→ DATA:
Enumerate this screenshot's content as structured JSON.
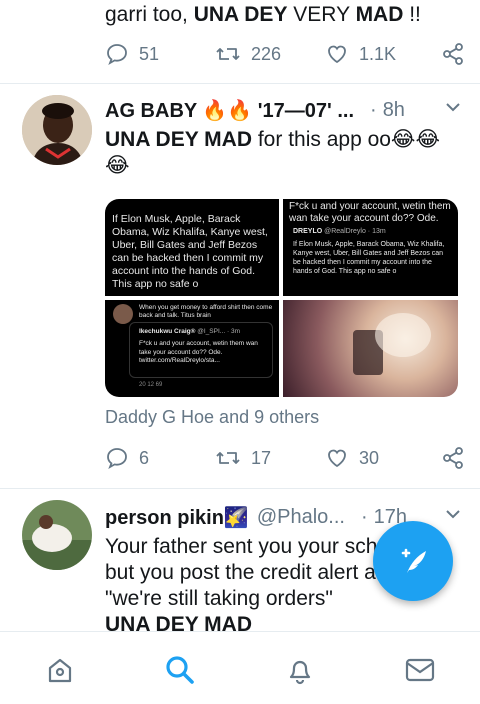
{
  "previous_tweet": {
    "text_start": "garri too, ",
    "text_bold1": "UNA DEY",
    "text_mid": " VERY ",
    "text_bold2": "MAD",
    "text_end": " !!",
    "reply_count": "51",
    "retweet_count": "226",
    "like_count": "1.1K"
  },
  "tweet1": {
    "name": "AG BABY 🔥🔥 '17—07' ...",
    "dot": "·",
    "time": "8h",
    "text_bold": "UNA DEY MAD",
    "text_rest": " for this app oo😂😂",
    "text_line2": "😂",
    "media": {
      "cell1_text": "If Elon Musk, Apple, Barack Obama, Wiz Khalifa, Kanye west, Uber, Bill Gates and Jeff Bezos can be hacked then I commit my account into the hands of God. This app no safe o",
      "cell2_top": "F*ck u and your account, wetin them wan take your account do?? Ode.",
      "cell2_user_name": "DREYLO",
      "cell2_user_handle": "@RealDreylo · 13m",
      "cell2_text": "If Elon Musk, Apple, Barack Obama, Wiz Khalifa, Kanye west, Uber, Bill Gates and Jeff Bezos can be hacked then I commit my account into the hands of God. This app no safe o",
      "cell3_top": "When you get money to afford shirt then come back and talk. Titus brain",
      "cell3_user_name": "Ikechukwu Craig®",
      "cell3_user_handle": "@I_SPI... · 3m",
      "cell3_text": "F*ck u and your account, wetin them wan take your account do?? Ode. twitter.com/RealDreylo/sta...",
      "cell3_stats": "20     12     69"
    },
    "liked_by": "Daddy G Hoe and 9 others",
    "reply_count": "6",
    "retweet_count": "17",
    "like_count": "30"
  },
  "tweet2": {
    "name": "person pikin🌠",
    "handle": "@Phalo...",
    "dot": "·",
    "time": "17h",
    "line1": "Your father sent you your sch",
    "line2": "but you post the credit alert a",
    "line3": "\"we're still taking orders\"",
    "line4": "UNA DEY MAD"
  },
  "nav": {
    "items": [
      "home-icon",
      "search-icon",
      "notifications-icon",
      "messages-icon"
    ],
    "active": "search-icon"
  },
  "colors": {
    "accent": "#1da1f2",
    "secondary_text": "#657786",
    "divider": "#e6ecf0"
  }
}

→ SHORT EXERCISE: From the entries, report each line that includes the word "Jeff".

→ ANSWER BELOW:
      "cell1_text": "If Elon Musk, Apple, Barack Obama, Wiz Khalifa, Kanye west, Uber, Bill Gates and Jeff Bezos can be hacked then I commit my account into the hands of God. This app no safe o",
      "cell2_text": "If Elon Musk, Apple, Barack Obama, Wiz Khalifa, Kanye west, Uber, Bill Gates and Jeff Bezos can be hacked then I commit my account into the hands of God. This app no safe o",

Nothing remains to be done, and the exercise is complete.